# Data to use
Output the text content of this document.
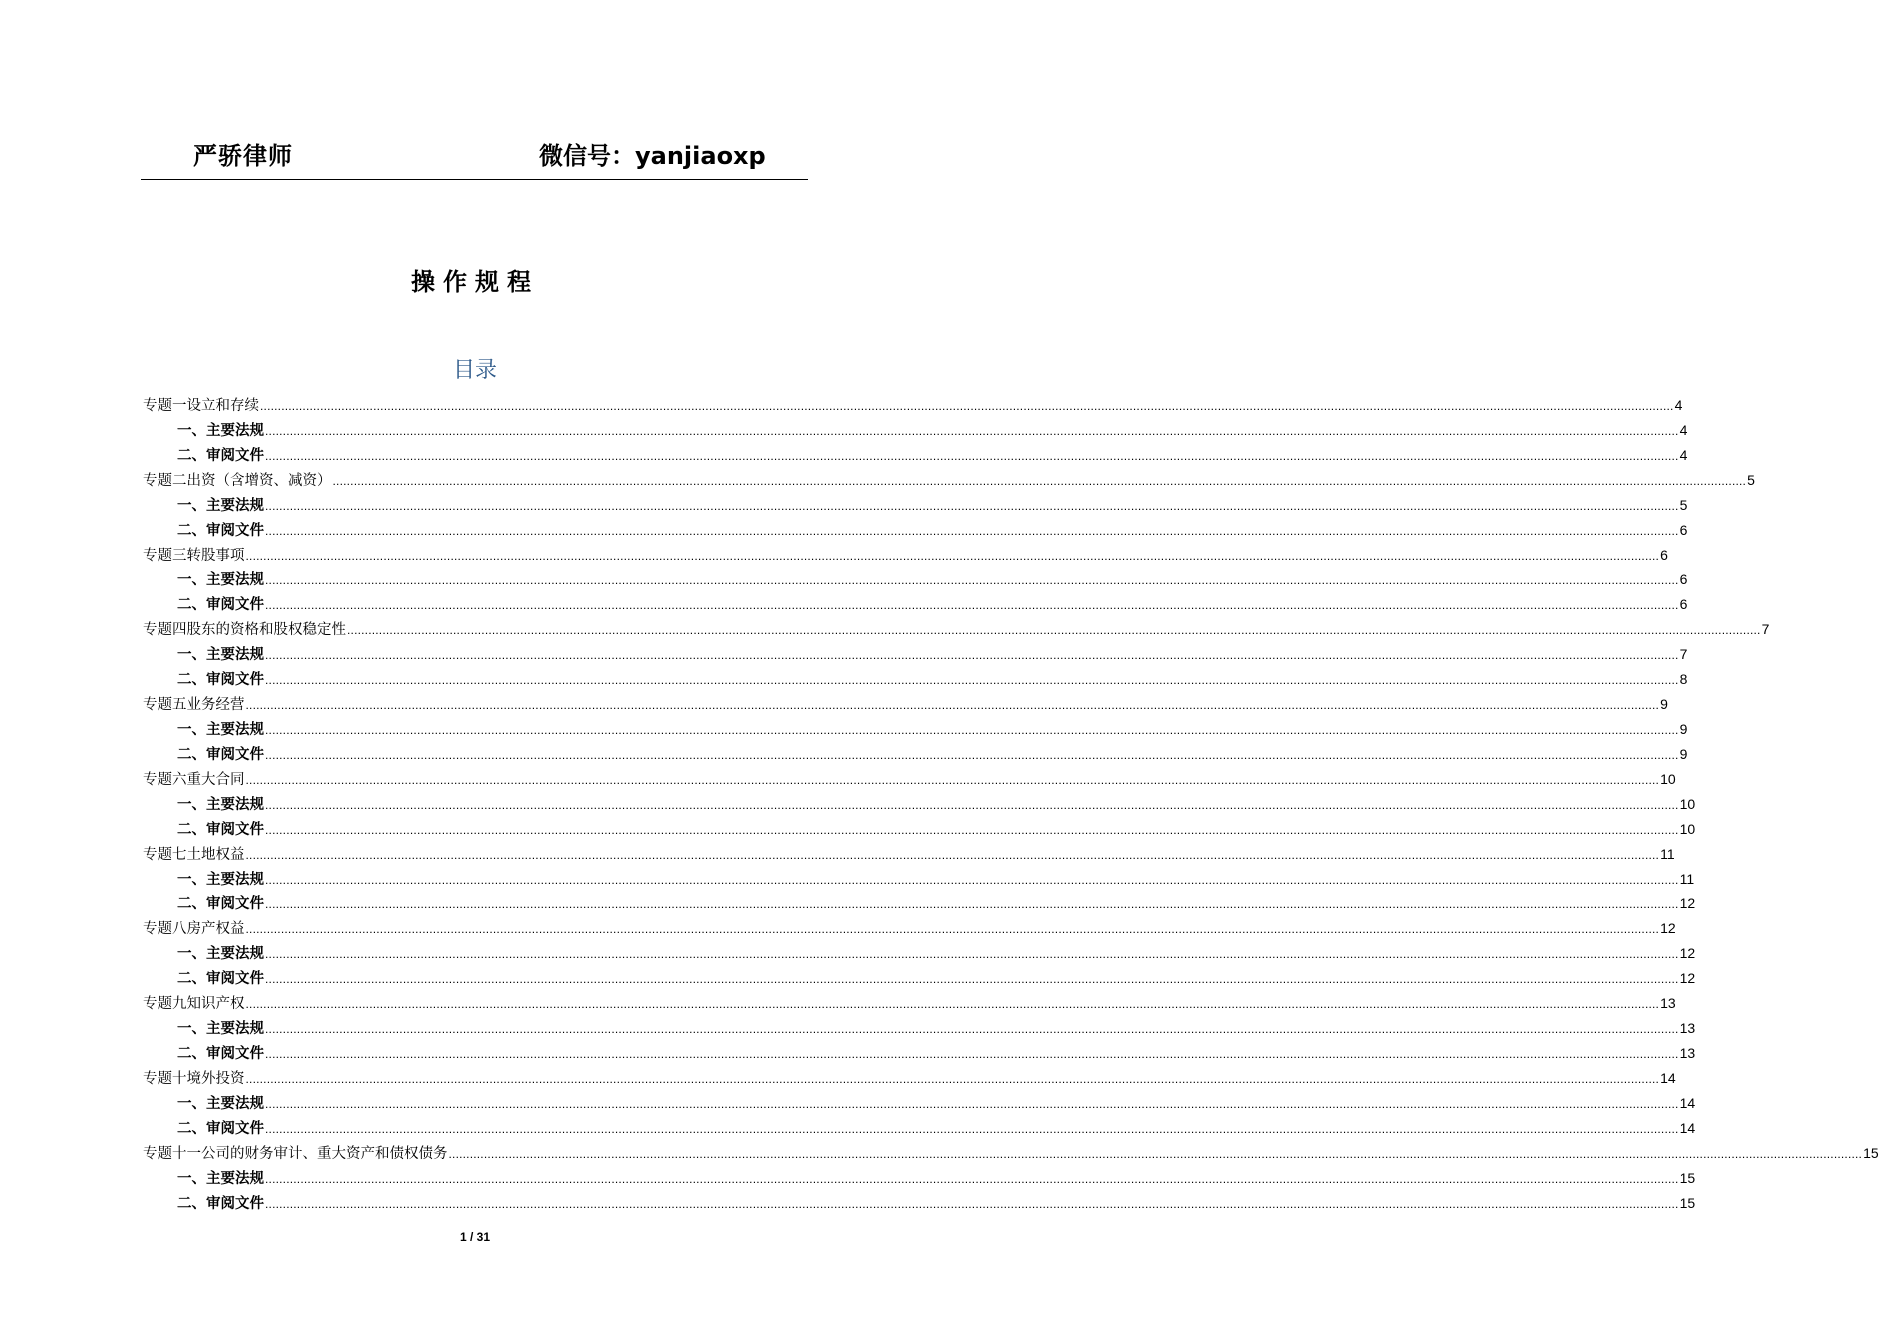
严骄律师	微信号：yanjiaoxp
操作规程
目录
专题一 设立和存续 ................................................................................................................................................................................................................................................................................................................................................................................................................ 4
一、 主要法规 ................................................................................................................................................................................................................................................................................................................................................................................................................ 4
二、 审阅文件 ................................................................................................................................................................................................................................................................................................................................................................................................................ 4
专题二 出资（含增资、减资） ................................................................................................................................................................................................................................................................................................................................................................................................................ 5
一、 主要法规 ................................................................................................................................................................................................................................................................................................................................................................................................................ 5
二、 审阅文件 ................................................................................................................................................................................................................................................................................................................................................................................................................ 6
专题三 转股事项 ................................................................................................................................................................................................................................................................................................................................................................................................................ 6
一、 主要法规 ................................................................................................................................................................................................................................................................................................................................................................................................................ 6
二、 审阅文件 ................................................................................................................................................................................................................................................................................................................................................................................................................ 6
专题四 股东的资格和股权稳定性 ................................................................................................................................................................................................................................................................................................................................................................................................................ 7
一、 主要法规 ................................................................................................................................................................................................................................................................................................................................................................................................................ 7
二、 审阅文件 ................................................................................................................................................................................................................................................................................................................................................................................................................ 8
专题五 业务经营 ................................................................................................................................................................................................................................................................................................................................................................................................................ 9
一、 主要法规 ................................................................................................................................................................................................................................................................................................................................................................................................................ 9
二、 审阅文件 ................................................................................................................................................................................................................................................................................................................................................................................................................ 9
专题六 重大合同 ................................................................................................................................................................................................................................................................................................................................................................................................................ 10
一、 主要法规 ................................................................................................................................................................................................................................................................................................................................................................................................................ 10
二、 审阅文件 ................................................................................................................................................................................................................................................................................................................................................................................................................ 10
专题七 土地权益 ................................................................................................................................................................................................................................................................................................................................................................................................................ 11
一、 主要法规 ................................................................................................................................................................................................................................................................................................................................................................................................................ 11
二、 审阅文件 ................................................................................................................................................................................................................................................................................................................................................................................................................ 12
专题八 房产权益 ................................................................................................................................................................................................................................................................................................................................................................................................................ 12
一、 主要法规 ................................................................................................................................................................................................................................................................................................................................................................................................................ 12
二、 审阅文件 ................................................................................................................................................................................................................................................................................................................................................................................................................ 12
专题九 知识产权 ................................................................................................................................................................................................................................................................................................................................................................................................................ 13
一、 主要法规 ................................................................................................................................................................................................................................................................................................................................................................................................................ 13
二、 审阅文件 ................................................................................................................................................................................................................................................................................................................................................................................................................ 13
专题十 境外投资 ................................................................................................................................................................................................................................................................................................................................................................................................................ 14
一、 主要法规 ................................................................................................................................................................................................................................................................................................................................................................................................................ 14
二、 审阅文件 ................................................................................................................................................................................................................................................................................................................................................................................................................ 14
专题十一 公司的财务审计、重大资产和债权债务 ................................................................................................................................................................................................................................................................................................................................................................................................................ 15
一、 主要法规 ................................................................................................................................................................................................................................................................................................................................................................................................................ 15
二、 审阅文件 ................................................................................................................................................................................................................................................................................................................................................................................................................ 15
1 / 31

# Written request
Every line above should be repeated exactly; pictures stay out of the copy.

# Solution to this exercise
Output the text content of this document.
严骄律师	微信号：yanjiaoxp
操作规程
目录
专题一 设立和存续 ................................................................................................................................................................................................................................................................................................................................................................................................................ 4
一、 主要法规 ................................................................................................................................................................................................................................................................................................................................................................................................................ 4
二、 审阅文件 ................................................................................................................................................................................................................................................................................................................................................................................................................ 4
专题二 出资（含增资、减资） ................................................................................................................................................................................................................................................................................................................................................................................................................ 5
一、 主要法规 ................................................................................................................................................................................................................................................................................................................................................................................................................ 5
二、 审阅文件 ................................................................................................................................................................................................................................................................................................................................................................................................................ 6
专题三 转股事项 ................................................................................................................................................................................................................................................................................................................................................................................................................ 6
一、 主要法规 ................................................................................................................................................................................................................................................................................................................................................................................................................ 6
二、 审阅文件 ................................................................................................................................................................................................................................................................................................................................................................................................................ 6
专题四 股东的资格和股权稳定性 ................................................................................................................................................................................................................................................................................................................................................................................................................ 7
一、 主要法规 ................................................................................................................................................................................................................................................................................................................................................................................................................ 7
二、 审阅文件 ................................................................................................................................................................................................................................................................................................................................................................................................................ 8
专题五 业务经营 ................................................................................................................................................................................................................................................................................................................................................................................................................ 9
一、 主要法规 ................................................................................................................................................................................................................................................................................................................................................................................................................ 9
二、 审阅文件 ................................................................................................................................................................................................................................................................................................................................................................................................................ 9
专题六 重大合同 ................................................................................................................................................................................................................................................................................................................................................................................................................ 10
一、 主要法规 ................................................................................................................................................................................................................................................................................................................................................................................................................ 10
二、 审阅文件 ................................................................................................................................................................................................................................................................................................................................................................................................................ 10
专题七 土地权益 ................................................................................................................................................................................................................................................................................................................................................................................................................ 11
一、 主要法规 ................................................................................................................................................................................................................................................................................................................................................................................................................ 11
二、 审阅文件 ................................................................................................................................................................................................................................................................................................................................................................................................................ 12
专题八 房产权益 ................................................................................................................................................................................................................................................................................................................................................................................................................ 12
一、 主要法规 ................................................................................................................................................................................................................................................................................................................................................................................................................ 12
二、 审阅文件 ................................................................................................................................................................................................................................................................................................................................................................................................................ 12
专题九 知识产权 ................................................................................................................................................................................................................................................................................................................................................................................................................ 13
一、 主要法规 ................................................................................................................................................................................................................................................................................................................................................................................................................ 13
二、 审阅文件 ................................................................................................................................................................................................................................................................................................................................................................................................................ 13
专题十 境外投资 ................................................................................................................................................................................................................................................................................................................................................................................................................ 14
一、 主要法规 ................................................................................................................................................................................................................................................................................................................................................................................................................ 14
二、 审阅文件 ................................................................................................................................................................................................................................................................................................................................................................................................................ 14
专题十一 公司的财务审计、重大资产和债权债务 ................................................................................................................................................................................................................................................................................................................................................................................................................ 15
一、 主要法规 ................................................................................................................................................................................................................................................................................................................................................................................................................ 15
二、 审阅文件 ................................................................................................................................................................................................................................................................................................................................................................................................................ 15
1 / 31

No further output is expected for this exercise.